## [INSTRUCTIONS FOR THE TASK]
What follows is a listing. Return every line of it exactly.

--- --- ---

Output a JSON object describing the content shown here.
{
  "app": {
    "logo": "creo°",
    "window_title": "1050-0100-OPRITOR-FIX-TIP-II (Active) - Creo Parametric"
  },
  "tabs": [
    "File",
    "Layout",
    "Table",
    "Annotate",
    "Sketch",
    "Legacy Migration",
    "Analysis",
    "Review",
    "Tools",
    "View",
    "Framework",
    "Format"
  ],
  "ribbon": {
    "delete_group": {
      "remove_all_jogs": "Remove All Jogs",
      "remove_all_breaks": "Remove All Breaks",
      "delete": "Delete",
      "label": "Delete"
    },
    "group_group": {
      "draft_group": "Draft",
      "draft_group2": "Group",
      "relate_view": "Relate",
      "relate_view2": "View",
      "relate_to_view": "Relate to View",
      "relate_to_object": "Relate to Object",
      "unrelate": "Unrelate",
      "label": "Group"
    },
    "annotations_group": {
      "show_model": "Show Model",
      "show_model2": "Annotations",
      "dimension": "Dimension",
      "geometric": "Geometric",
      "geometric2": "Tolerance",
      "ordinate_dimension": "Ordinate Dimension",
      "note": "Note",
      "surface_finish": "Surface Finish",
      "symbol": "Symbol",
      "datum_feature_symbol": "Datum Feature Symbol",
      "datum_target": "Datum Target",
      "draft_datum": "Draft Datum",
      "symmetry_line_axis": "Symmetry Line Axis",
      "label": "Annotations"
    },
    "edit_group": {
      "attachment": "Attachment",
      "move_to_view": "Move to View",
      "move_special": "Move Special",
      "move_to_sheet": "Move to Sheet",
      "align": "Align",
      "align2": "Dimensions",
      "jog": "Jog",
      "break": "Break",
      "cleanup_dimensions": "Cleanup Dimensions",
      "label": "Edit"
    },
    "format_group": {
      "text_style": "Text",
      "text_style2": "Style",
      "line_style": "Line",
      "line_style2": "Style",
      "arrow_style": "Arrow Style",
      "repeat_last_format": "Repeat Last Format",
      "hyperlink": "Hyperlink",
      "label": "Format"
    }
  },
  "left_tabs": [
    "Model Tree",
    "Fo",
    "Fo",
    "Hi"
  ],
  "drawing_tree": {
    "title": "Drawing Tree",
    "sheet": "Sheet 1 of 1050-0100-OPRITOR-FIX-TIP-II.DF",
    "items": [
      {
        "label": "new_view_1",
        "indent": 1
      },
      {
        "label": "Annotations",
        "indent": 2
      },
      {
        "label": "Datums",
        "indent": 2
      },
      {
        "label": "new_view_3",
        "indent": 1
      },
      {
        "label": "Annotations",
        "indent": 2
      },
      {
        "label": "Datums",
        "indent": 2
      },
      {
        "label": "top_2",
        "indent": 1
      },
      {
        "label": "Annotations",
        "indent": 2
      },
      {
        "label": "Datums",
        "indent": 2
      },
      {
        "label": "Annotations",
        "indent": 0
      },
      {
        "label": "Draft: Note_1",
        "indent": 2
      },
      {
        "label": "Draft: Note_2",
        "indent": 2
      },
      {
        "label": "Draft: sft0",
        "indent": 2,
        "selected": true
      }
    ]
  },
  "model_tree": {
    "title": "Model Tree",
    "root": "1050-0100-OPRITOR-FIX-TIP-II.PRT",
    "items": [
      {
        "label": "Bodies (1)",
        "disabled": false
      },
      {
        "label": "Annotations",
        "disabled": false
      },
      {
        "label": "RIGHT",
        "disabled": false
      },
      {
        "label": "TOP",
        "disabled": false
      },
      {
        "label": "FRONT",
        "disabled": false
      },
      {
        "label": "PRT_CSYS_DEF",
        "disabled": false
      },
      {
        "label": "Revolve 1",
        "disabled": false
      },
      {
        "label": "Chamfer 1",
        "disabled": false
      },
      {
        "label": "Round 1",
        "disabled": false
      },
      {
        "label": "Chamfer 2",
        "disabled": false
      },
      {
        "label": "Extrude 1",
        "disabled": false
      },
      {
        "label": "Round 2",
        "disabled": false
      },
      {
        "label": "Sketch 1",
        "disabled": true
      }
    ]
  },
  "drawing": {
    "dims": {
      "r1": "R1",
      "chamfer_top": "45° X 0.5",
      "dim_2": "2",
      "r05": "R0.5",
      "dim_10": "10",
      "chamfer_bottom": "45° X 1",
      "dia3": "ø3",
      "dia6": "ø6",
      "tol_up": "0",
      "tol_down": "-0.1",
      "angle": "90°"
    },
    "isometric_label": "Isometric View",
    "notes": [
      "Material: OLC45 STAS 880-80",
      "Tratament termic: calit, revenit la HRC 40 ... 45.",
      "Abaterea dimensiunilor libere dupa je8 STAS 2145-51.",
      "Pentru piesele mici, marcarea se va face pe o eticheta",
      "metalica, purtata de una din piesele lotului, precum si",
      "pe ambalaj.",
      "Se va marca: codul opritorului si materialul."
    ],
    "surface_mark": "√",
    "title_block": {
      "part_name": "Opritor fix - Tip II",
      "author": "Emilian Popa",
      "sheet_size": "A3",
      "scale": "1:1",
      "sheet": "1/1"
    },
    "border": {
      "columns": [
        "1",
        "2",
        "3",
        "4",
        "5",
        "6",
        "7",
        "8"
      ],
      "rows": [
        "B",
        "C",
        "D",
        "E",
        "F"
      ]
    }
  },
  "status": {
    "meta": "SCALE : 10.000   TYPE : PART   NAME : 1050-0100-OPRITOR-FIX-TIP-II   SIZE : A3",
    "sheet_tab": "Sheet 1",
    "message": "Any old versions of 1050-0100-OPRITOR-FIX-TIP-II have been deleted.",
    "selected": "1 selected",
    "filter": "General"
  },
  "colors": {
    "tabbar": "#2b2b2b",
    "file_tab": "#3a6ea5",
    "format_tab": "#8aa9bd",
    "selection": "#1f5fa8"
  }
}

--- --- ---

## [RESPONSE TO THE EXERCISE]
Output a JSON object describing the content shown here.
{
  "app": {
    "logo": "creo°",
    "window_title": "1050-0100-OPRITOR-FIX-TIP-II (Active) - Creo Parametric"
  },
  "tabs": [
    "File",
    "Layout",
    "Table",
    "Annotate",
    "Sketch",
    "Legacy Migration",
    "Analysis",
    "Review",
    "Tools",
    "View",
    "Framework",
    "Format"
  ],
  "ribbon": {
    "delete_group": {
      "remove_all_jogs": "Remove All Jogs",
      "remove_all_breaks": "Remove All Breaks",
      "delete": "Delete",
      "label": "Delete"
    },
    "group_group": {
      "draft_group": "Draft",
      "draft_group2": "Group",
      "relate_view": "Relate",
      "relate_view2": "View",
      "relate_to_view": "Relate to View",
      "relate_to_object": "Relate to Object",
      "unrelate": "Unrelate",
      "label": "Group"
    },
    "annotations_group": {
      "show_model": "Show Model",
      "show_model2": "Annotations",
      "dimension": "Dimension",
      "geometric": "Geometric",
      "geometric2": "Tolerance",
      "ordinate_dimension": "Ordinate Dimension",
      "note": "Note",
      "surface_finish": "Surface Finish",
      "symbol": "Symbol",
      "datum_feature_symbol": "Datum Feature Symbol",
      "datum_target": "Datum Target",
      "draft_datum": "Draft Datum",
      "symmetry_line_axis": "Symmetry Line Axis",
      "label": "Annotations"
    },
    "edit_group": {
      "attachment": "Attachment",
      "move_to_view": "Move to View",
      "move_special": "Move Special",
      "move_to_sheet": "Move to Sheet",
      "align": "Align",
      "align2": "Dimensions",
      "jog": "Jog",
      "break": "Break",
      "cleanup_dimensions": "Cleanup Dimensions",
      "label": "Edit"
    },
    "format_group": {
      "text_style": "Text",
      "text_style2": "Style",
      "line_style": "Line",
      "line_style2": "Style",
      "arrow_style": "Arrow Style",
      "repeat_last_format": "Repeat Last Format",
      "hyperlink": "Hyperlink",
      "label": "Format"
    }
  },
  "left_tabs": [
    "Model Tree",
    "Fo",
    "Fo",
    "Hi"
  ],
  "drawing_tree": {
    "title": "Drawing Tree",
    "sheet": "Sheet 1 of 1050-0100-OPRITOR-FIX-TIP-II.DF",
    "items": [
      {
        "label": "new_view_1",
        "indent": 1
      },
      {
        "label": "Annotations",
        "indent": 2
      },
      {
        "label": "Datums",
        "indent": 2
      },
      {
        "label": "new_view_3",
        "indent": 1
      },
      {
        "label": "Annotations",
        "indent": 2
      },
      {
        "label": "Datums",
        "indent": 2
      },
      {
        "label": "top_2",
        "indent": 1
      },
      {
        "label": "Annotations",
        "indent": 2
      },
      {
        "label": "Datums",
        "indent": 2
      },
      {
        "label": "Annotations",
        "indent": 0
      },
      {
        "label": "Draft: Note_1",
        "indent": 2
      },
      {
        "label": "Draft: Note_2",
        "indent": 2
      },
      {
        "label": "Draft: sft0",
        "indent": 2,
        "selected": true
      }
    ]
  },
  "model_tree": {
    "title": "Model Tree",
    "root": "1050-0100-OPRITOR-FIX-TIP-II.PRT",
    "items": [
      {
        "label": "Bodies (1)",
        "disabled": false
      },
      {
        "label": "Annotations",
        "disabled": false
      },
      {
        "label": "RIGHT",
        "disabled": false
      },
      {
        "label": "TOP",
        "disabled": false
      },
      {
        "label": "FRONT",
        "disabled": false
      },
      {
        "label": "PRT_CSYS_DEF",
        "disabled": false
      },
      {
        "label": "Revolve 1",
        "disabled": false
      },
      {
        "label": "Chamfer 1",
        "disabled": false
      },
      {
        "label": "Round 1",
        "disabled": false
      },
      {
        "label": "Chamfer 2",
        "disabled": false
      },
      {
        "label": "Extrude 1",
        "disabled": false
      },
      {
        "label": "Round 2",
        "disabled": false
      },
      {
        "label": "Sketch 1",
        "disabled": true
      }
    ]
  },
  "drawing": {
    "dims": {
      "r1": "R1",
      "chamfer_top": "45° X 0.5",
      "dim_2": "2",
      "r05": "R0.5",
      "dim_10": "10",
      "chamfer_bottom": "45° X 1",
      "dia3": "ø3",
      "dia6": "ø6",
      "tol_up": "0",
      "tol_down": "-0.1",
      "angle": "90°"
    },
    "isometric_label": "Isometric View",
    "notes": [
      "Material: OLC45 STAS 880-80",
      "Tratament termic: calit, revenit la HRC 40 ... 45.",
      "Abaterea dimensiunilor libere dupa je8 STAS 2145-51.",
      "Pentru piesele mici, marcarea se va face pe o eticheta",
      "metalica, purtata de una din piesele lotului, precum si",
      "pe ambalaj.",
      "Se va marca: codul opritorului si materialul."
    ],
    "surface_mark": "√",
    "title_block": {
      "part_name": "Opritor fix - Tip II",
      "author": "Emilian Popa",
      "sheet_size": "A3",
      "scale": "1:1",
      "sheet": "1/1"
    },
    "border": {
      "columns": [
        "1",
        "2",
        "3",
        "4",
        "5",
        "6",
        "7",
        "8"
      ],
      "rows": [
        "B",
        "C",
        "D",
        "E",
        "F"
      ]
    }
  },
  "status": {
    "meta": "SCALE : 10.000   TYPE : PART   NAME : 1050-0100-OPRITOR-FIX-TIP-II   SIZE : A3",
    "sheet_tab": "Sheet 1",
    "message": "Any old versions of 1050-0100-OPRITOR-FIX-TIP-II have been deleted.",
    "selected": "1 selected",
    "filter": "General"
  },
  "colors": {
    "tabbar": "#2b2b2b",
    "file_tab": "#3a6ea5",
    "format_tab": "#8aa9bd",
    "selection": "#1f5fa8"
  }
}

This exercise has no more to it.